* Stored data:

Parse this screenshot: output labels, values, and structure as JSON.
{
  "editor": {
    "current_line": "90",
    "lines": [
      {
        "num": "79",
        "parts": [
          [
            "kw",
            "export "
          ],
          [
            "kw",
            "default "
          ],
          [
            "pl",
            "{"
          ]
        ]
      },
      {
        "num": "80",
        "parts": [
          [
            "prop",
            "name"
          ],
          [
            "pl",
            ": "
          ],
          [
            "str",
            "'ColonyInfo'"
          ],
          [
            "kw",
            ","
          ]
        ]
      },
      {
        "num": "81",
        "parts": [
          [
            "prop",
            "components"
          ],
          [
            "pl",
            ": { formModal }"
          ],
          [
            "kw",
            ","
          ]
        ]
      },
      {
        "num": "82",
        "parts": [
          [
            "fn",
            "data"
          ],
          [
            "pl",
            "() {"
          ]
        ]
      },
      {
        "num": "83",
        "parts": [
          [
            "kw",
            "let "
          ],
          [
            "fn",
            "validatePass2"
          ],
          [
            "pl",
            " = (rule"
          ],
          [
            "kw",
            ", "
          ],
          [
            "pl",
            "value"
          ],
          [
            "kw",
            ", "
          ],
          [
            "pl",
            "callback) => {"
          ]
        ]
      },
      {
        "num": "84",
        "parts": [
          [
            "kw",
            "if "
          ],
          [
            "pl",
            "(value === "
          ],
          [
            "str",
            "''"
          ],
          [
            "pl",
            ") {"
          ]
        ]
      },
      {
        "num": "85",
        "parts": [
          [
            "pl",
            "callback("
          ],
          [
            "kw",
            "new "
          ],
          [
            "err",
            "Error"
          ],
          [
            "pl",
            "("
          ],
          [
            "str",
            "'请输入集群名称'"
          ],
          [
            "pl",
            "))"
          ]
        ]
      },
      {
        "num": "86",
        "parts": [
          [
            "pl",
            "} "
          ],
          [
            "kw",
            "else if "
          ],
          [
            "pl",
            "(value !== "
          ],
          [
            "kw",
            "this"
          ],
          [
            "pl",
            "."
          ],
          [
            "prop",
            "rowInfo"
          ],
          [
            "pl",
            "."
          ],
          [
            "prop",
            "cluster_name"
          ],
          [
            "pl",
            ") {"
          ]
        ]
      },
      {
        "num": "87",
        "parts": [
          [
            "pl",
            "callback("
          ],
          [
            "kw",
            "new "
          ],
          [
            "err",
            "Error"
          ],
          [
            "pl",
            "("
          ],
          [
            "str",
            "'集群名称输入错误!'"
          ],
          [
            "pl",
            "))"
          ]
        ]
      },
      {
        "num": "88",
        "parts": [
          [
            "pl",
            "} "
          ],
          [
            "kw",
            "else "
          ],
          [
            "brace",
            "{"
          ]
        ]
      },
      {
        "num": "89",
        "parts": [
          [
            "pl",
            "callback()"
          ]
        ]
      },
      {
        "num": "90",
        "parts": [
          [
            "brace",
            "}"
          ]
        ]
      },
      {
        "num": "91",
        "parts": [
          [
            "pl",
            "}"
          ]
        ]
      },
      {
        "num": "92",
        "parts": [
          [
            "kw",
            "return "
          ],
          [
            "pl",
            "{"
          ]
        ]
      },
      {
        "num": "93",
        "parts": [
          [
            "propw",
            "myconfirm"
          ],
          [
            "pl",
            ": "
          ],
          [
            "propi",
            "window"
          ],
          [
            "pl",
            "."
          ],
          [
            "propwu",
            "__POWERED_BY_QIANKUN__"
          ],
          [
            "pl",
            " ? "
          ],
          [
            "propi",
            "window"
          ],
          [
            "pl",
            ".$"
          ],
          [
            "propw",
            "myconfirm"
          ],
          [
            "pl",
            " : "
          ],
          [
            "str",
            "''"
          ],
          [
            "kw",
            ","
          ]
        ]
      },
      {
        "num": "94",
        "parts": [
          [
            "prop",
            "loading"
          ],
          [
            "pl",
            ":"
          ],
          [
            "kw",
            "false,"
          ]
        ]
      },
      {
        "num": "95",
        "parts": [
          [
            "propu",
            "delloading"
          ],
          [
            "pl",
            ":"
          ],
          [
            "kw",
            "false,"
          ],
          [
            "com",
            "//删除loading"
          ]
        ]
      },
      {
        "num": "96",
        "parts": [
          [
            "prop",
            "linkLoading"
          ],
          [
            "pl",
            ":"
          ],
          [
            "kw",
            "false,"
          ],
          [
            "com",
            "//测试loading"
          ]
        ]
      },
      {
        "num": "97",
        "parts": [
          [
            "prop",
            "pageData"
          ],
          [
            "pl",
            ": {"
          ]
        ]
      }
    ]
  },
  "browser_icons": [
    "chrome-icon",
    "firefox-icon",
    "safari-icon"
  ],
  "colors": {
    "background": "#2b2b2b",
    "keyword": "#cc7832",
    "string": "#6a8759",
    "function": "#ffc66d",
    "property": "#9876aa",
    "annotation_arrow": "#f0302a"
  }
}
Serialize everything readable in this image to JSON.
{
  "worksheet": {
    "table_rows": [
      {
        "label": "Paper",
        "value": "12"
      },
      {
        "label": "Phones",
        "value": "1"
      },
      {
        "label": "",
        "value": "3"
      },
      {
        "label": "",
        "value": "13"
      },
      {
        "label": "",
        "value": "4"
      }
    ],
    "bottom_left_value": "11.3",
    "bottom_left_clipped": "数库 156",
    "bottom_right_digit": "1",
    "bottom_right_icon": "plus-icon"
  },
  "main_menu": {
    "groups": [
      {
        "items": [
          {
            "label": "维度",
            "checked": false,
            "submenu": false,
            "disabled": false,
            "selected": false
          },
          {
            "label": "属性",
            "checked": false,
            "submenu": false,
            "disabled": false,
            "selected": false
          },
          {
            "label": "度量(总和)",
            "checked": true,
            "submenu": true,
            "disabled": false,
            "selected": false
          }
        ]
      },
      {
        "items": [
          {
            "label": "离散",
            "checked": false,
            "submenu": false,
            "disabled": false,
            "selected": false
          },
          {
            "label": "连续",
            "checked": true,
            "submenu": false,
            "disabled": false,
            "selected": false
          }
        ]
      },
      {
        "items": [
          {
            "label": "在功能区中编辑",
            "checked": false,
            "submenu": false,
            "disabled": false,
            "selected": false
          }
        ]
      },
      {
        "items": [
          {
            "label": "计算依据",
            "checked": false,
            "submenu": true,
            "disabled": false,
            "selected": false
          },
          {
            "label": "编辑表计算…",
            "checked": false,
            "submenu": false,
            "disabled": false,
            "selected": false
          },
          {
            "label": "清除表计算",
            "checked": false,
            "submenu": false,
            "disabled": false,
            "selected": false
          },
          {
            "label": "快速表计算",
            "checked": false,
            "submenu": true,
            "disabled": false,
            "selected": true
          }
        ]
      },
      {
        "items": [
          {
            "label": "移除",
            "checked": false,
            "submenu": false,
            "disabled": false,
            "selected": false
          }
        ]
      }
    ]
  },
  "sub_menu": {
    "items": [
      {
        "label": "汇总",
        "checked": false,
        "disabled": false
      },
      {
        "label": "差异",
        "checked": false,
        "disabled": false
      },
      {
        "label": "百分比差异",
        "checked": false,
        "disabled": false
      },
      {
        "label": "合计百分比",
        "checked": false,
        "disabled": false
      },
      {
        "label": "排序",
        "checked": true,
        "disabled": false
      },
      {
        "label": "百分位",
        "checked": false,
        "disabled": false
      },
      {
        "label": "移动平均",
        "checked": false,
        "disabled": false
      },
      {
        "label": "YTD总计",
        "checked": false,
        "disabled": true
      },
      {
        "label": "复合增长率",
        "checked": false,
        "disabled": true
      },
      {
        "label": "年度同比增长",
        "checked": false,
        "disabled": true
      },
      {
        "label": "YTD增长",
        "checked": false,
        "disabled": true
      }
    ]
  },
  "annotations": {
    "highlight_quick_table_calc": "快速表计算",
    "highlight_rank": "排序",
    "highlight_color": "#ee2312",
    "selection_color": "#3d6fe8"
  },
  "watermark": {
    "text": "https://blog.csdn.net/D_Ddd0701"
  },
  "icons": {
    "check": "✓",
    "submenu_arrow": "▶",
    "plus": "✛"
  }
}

* What is expected: All lines holding the word "快速表计算" should be picked out and copied.

* Response to the task:
            "label": "快速表计算",
    "highlight_quick_table_calc": "快速表计算",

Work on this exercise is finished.